*PROVIDED PASSAGE*
5.7  The subject which destroys the State: Lenin and Pashukanis.

     Earlier we divided Negri's study of Lenin into three phases and

subsequently discussed the first two: the spontaneity of the workers

(1890-1900) and the organization of the proletariat (1900-1910). 

These two phases constituted two complementary paths to a Leninist

theory of the subject.  Now we will return to the third phase (1910-

17) which constitutes in many respects the practical payoff of the

developed theory of the subject.  The central theme of this third

period is the abolition of the State and the primary text is State and

Revolution.  Negri devotes ample time to this text and treats it in

great detail, but we will focus principally on two arguments which are

essential for our discussion: 1) what does it mean to destroy the

State; 2) how is such radical destruction possible.  Here, in Lenin's

revolutionary vision, we see the constitutive ontology which links

Lenin and Nietzsche, put to work on a material, political terrain.

     The destruction of the State is the first condition for the

real construction of proletarian power, for the constitution of

communism. [Fabbrica 152]  Lenin is very clear in this affirmation. 

However, according to Negri, Lenin's theory of the State has often

been misinterpreted because the State has been considered too

narrowly, as merely an instrument of repression.  Before we can

consider the task of the destruction of the State, then, we have to

analyse what the State is, or rather we have to delimit the real

object of the antagonism of the workers.  "Lo Stato Š potenza esterna

alla societ…, frutto dell'inconciliabilit… dei conflitti ...." [135] 

We can start from an Engelsian definition (10) which poses the State as

a coercive force transcendental to society, employed to impose

capitalist domination and negate the tension of class struggle.  It is

the over-awing power which rules over social conflict.  The State,

however, does not only function as an organ of capitalist command, it

also conducts the organization of social labor through juridical

mechanisms: the State is a complex nexus of command and organization. 

The State, then, involves not only a repressive weapon but also a

juridical mechanism, which what Negri has described as functioning in

"the constitutionalization of labor" and in "the law of value."  Lenin

recognizes very explicitly that the State must be destroyed not only

as a transcedent power but also in its material bases (cf. Chapter 5

of State and Revolution), so that the destruction of the State is

above all the destruction of work, or of the capitalist work relation.

[156]  Therefore, Negri complements Lenin's analysis of the

destruction of the State with a reading of Marx's argument for the

destruction of the law of value in the Grundrisse [164-9]: in Negri's

view the two issues are not only compatible, but they are only

coherent when considered together.

     Negri treats the same issue, the material bases of the State and

its destruction, in greater detail in another work from this same

period: "Rileggendo Pasukanis: note di discussione" (1973).

*EXERCISE A*
Write out every row from the first one down through the row that contains "- date-label: Дата:: [692, 936, 730, 953]", with both of those rows included.
The rows that follow are unrelated to the passage above.

*DATA ENTRIES*
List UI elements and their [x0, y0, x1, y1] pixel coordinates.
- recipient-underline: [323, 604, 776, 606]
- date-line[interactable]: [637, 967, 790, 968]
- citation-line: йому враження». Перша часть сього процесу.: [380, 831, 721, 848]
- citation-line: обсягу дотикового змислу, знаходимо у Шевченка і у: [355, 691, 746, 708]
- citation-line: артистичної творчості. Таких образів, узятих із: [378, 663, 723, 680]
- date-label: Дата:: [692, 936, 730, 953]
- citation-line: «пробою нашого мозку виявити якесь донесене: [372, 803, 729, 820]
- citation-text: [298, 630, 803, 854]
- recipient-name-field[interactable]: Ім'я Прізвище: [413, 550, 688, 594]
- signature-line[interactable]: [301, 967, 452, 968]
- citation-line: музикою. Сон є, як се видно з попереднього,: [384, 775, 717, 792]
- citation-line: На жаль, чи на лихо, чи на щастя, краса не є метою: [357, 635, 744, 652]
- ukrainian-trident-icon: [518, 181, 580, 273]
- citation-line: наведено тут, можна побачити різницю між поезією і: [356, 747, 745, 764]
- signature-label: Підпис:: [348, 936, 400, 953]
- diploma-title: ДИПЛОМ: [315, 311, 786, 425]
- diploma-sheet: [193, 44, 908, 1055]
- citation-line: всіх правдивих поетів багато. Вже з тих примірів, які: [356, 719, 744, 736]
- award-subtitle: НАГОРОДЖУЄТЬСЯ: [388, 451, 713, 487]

*EXERCISE B*
According to the passage on Lenin and Pashukanis, what is the central theme of the third period in Negri's study of Lenin?

*RESULT A*
List UI elements and their [x0, y0, x1, y1] pixel coordinates.
- recipient-underline: [323, 604, 776, 606]
- date-line[interactable]: [637, 967, 790, 968]
- citation-line: йому враження». Перша часть сього процесу.: [380, 831, 721, 848]
- citation-line: обсягу дотикового змислу, знаходимо у Шевченка і у: [355, 691, 746, 708]
- citation-line: артистичної творчості. Таких образів, узятих із: [378, 663, 723, 680]
- date-label: Дата:: [692, 936, 730, 953]

*RESULT B*
The abolition of the State.